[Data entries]
· · · ·
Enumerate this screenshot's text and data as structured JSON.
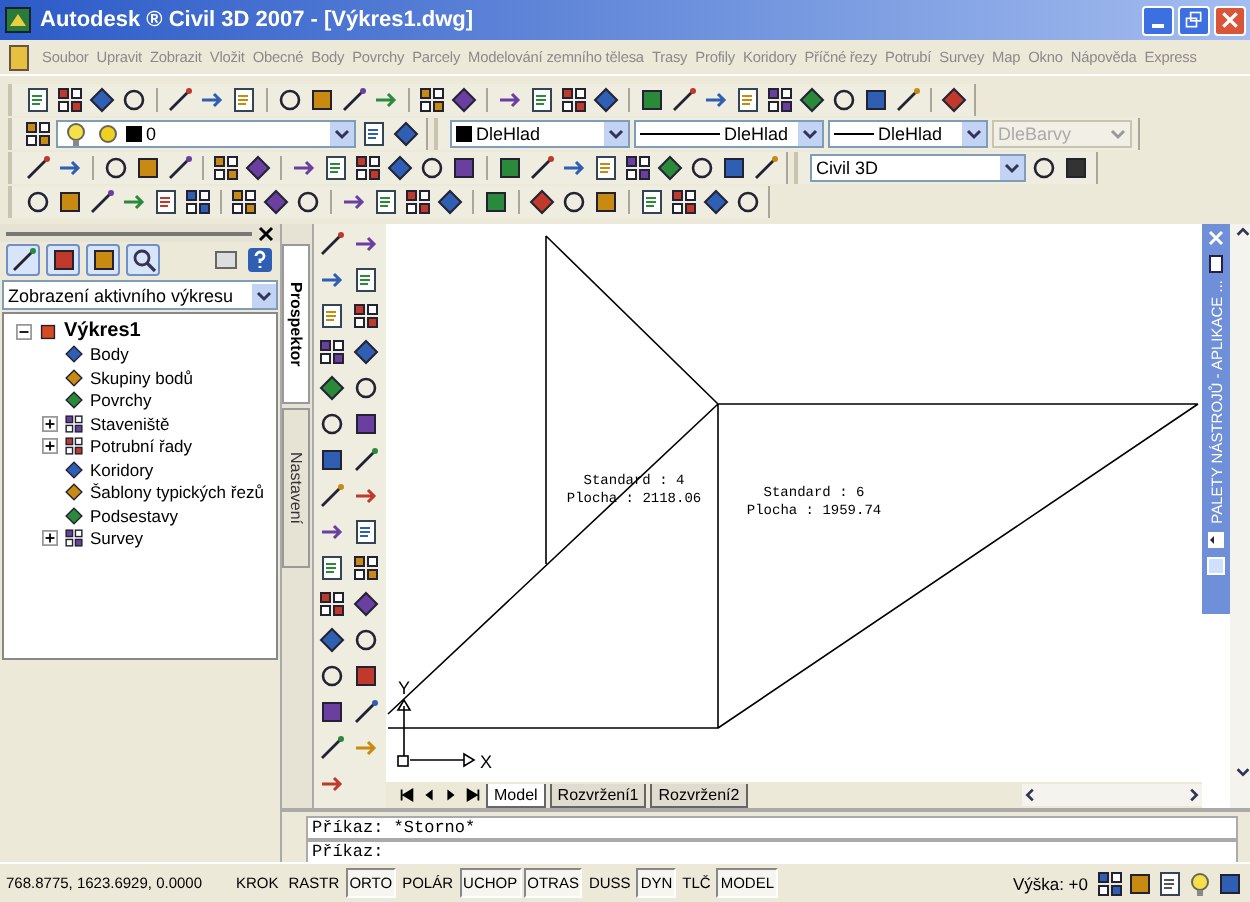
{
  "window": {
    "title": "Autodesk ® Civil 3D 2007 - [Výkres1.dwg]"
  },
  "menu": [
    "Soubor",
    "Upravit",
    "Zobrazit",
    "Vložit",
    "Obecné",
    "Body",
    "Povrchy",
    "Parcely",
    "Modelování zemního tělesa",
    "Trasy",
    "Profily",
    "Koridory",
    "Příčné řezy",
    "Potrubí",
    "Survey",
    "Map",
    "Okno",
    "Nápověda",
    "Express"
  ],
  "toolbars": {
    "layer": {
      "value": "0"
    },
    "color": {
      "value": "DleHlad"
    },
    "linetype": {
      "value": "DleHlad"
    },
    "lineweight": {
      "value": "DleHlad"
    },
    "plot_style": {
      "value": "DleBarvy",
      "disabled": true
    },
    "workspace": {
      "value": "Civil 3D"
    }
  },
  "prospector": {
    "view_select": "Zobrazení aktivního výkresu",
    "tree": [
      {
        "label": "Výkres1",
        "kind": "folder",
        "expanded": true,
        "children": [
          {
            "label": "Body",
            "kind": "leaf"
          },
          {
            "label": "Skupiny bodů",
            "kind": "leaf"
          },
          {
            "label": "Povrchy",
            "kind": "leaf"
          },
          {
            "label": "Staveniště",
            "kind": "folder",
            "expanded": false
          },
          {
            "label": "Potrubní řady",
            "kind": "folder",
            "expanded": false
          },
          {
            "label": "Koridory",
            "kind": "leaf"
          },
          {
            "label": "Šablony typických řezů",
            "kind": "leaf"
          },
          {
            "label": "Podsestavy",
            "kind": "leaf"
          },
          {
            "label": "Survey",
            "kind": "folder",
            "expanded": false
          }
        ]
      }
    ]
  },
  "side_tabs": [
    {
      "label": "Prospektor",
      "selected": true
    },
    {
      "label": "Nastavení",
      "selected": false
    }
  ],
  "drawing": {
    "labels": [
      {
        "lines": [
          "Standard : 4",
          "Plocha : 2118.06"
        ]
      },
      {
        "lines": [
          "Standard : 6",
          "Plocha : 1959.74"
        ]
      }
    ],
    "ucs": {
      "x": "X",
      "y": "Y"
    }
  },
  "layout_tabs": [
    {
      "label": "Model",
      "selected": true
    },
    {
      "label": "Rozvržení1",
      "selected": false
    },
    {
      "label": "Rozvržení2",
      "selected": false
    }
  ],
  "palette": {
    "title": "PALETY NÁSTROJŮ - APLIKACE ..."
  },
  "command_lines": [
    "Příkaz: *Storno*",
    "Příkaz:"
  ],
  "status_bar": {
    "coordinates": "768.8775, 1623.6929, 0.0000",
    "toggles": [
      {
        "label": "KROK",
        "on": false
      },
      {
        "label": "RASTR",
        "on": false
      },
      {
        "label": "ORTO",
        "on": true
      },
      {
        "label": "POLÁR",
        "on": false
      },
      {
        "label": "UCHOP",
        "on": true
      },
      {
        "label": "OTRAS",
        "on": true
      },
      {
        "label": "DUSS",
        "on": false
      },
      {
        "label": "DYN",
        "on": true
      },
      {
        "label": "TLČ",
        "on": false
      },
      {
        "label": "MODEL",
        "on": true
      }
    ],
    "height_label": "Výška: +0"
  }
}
· · · ·
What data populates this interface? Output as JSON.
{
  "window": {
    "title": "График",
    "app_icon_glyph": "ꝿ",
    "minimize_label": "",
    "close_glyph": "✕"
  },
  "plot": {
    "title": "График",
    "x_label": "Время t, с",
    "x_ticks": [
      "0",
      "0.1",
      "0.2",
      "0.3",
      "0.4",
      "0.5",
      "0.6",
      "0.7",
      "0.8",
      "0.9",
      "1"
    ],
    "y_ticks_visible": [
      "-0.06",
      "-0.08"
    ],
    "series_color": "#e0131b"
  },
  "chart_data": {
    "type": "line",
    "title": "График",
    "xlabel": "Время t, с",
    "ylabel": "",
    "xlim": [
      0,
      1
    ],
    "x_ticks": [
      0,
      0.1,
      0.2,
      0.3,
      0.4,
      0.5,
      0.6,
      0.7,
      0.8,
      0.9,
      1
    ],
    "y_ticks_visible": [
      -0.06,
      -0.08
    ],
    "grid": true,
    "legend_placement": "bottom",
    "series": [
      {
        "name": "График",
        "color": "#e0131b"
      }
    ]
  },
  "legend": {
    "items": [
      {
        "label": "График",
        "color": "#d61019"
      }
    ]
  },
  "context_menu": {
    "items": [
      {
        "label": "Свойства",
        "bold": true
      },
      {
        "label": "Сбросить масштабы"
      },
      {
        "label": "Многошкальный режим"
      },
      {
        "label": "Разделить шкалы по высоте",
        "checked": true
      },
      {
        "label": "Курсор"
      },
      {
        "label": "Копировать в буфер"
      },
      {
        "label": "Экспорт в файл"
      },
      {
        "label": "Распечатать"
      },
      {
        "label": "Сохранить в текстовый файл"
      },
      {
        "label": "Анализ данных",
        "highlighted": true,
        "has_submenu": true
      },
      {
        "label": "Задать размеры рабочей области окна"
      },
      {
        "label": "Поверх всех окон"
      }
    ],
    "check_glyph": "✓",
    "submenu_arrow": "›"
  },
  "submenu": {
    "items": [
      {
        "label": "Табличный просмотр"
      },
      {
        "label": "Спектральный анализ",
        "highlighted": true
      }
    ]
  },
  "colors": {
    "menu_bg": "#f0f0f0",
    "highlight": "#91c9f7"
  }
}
· · · ·
# [Brief]
Say how many lines of the data include the word "Civil". Respond with the number alone.

# [Finished exercise]
2